#### Description of the task
Wherever a line in the data below holds "title", copy that line.

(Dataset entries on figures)
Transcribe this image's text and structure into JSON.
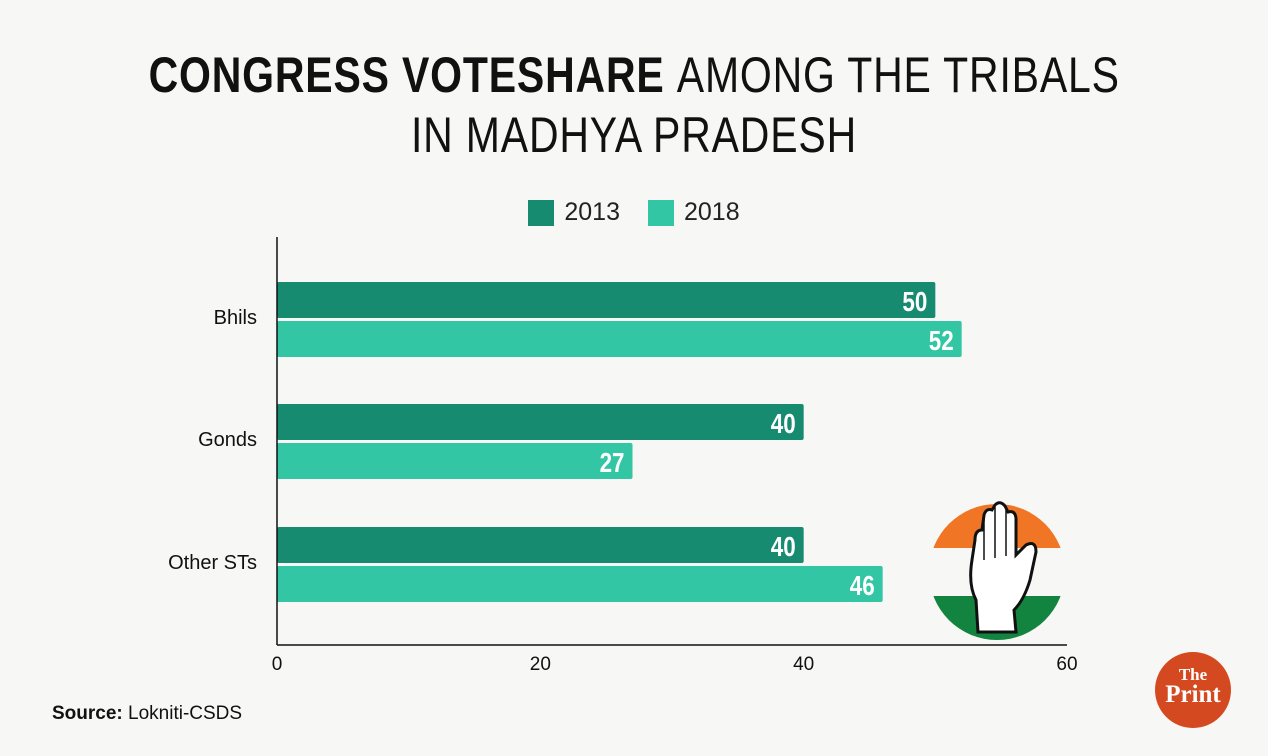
{
  "title": {
    "bold_part": "CONGRESS VOTESHARE",
    "rest_line1": "AMONG THE TRIBALS",
    "line2": "IN MADHYA PRADESH"
  },
  "source": {
    "label": "Source:",
    "value": "Lokniti-CSDS"
  },
  "logos": {
    "party": "Congress hand symbol",
    "publisher_the": "The",
    "publisher_print": "Print"
  },
  "colors": {
    "2013": "#178b70",
    "2018": "#33c6a4",
    "saffron": "#f07524",
    "green": "#12843f",
    "print": "#d4491f"
  },
  "chart_data": {
    "type": "bar",
    "orientation": "horizontal",
    "title": "Congress voteshare among the tribals in Madhya Pradesh",
    "categories": [
      "Bhils",
      "Gonds",
      "Other STs"
    ],
    "series": [
      {
        "name": "2013",
        "values": [
          50,
          40,
          40
        ]
      },
      {
        "name": "2018",
        "values": [
          52,
          27,
          46
        ]
      }
    ],
    "xlim": [
      0,
      60
    ],
    "xticks": [
      0,
      20,
      40,
      60
    ],
    "xlabel": "",
    "ylabel": "",
    "grid": false,
    "legend": "top-center"
  }
}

#### Reply to the exercise
  "title": {
    "title": "Congress voteshare among the tribals in Madhya Pradesh",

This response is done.